## What is asked
Print the listing as it stands, omitting all images.
━━━━━ Records to process ━━━━━
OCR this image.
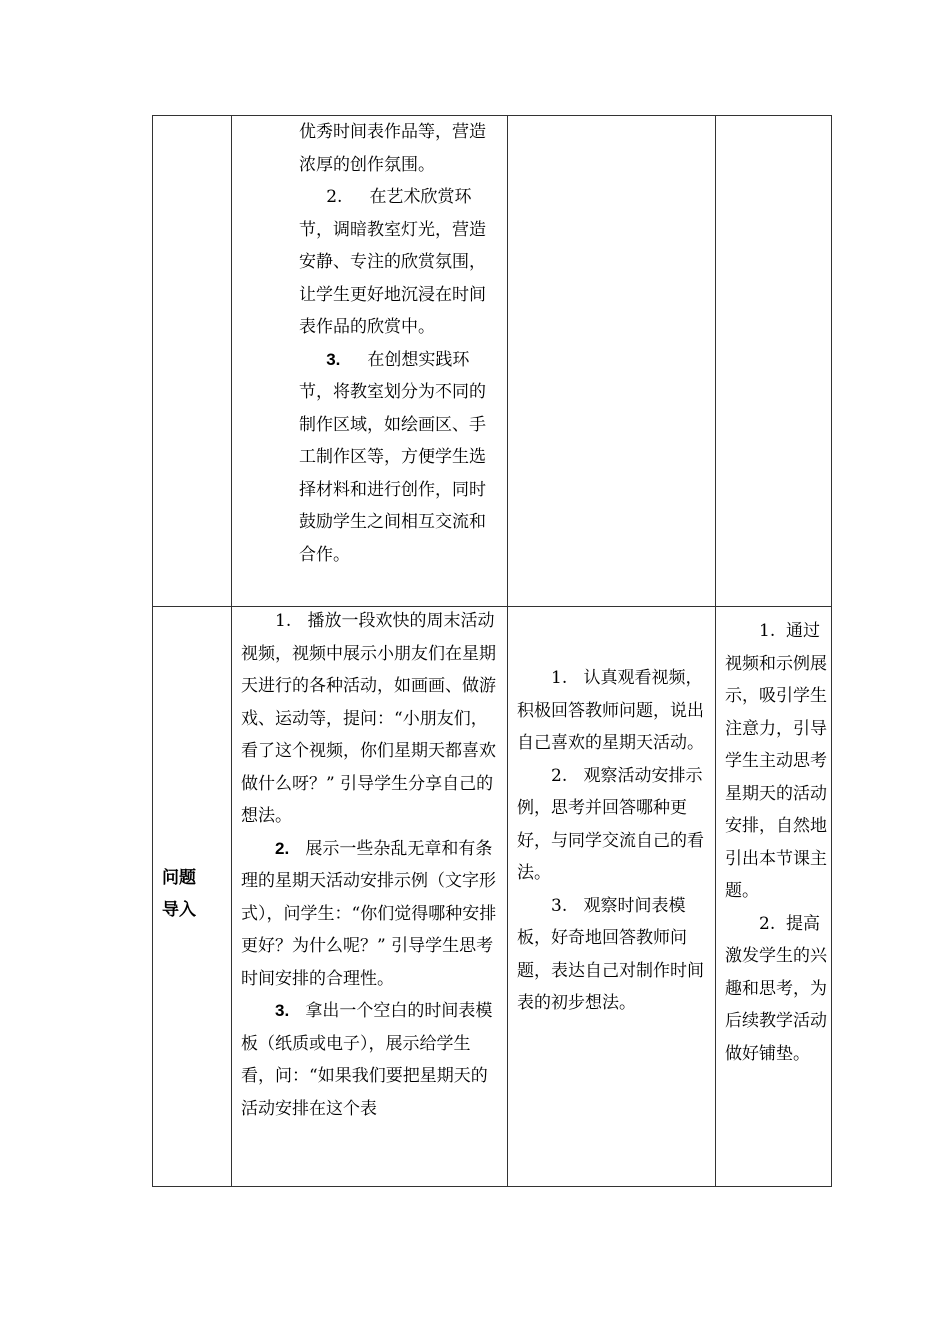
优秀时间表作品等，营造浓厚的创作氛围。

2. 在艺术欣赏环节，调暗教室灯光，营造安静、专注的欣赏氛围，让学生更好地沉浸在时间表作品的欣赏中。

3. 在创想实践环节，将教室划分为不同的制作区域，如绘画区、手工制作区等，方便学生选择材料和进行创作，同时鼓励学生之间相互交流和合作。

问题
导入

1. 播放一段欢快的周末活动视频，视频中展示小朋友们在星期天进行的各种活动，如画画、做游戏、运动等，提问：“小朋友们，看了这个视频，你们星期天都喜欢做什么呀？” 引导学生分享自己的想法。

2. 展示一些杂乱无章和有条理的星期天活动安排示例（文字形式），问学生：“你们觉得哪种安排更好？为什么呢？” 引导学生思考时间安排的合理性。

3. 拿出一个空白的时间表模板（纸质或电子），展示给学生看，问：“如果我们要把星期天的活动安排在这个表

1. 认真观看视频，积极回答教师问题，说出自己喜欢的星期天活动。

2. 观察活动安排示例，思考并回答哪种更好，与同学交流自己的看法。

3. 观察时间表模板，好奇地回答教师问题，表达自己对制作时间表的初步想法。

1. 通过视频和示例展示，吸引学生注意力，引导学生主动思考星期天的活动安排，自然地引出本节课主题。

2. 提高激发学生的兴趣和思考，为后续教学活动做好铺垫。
━━━━━
## Correct answer
OCR this image.
优秀时间表作品等，营造浓厚的创作氛围。

2. 在艺术欣赏环节，调暗教室灯光，营造安静、专注的欣赏氛围，让学生更好地沉浸在时间表作品的欣赏中。

3. 在创想实践环节，将教室划分为不同的制作区域，如绘画区、手工制作区等，方便学生选择材料和进行创作，同时鼓励学生之间相互交流和合作。

问题
导入

1. 播放一段欢快的周末活动视频，视频中展示小朋友们在星期天进行的各种活动，如画画、做游戏、运动等，提问：“小朋友们，看了这个视频，你们星期天都喜欢做什么呀？” 引导学生分享自己的想法。

2. 展示一些杂乱无章和有条理的星期天活动安排示例（文字形式），问学生：“你们觉得哪种安排更好？为什么呢？” 引导学生思考时间安排的合理性。

3. 拿出一个空白的时间表模板（纸质或电子），展示给学生看，问：“如果我们要把星期天的活动安排在这个表

1. 认真观看视频，积极回答教师问题，说出自己喜欢的星期天活动。

2. 观察活动安排示例，思考并回答哪种更好，与同学交流自己的看法。

3. 观察时间表模板，好奇地回答教师问题，表达自己对制作时间表的初步想法。

1. 通过视频和示例展示，吸引学生注意力，引导学生主动思考星期天的活动安排，自然地引出本节课主题。

2. 提高激发学生的兴趣和思考，为后续教学活动做好铺垫。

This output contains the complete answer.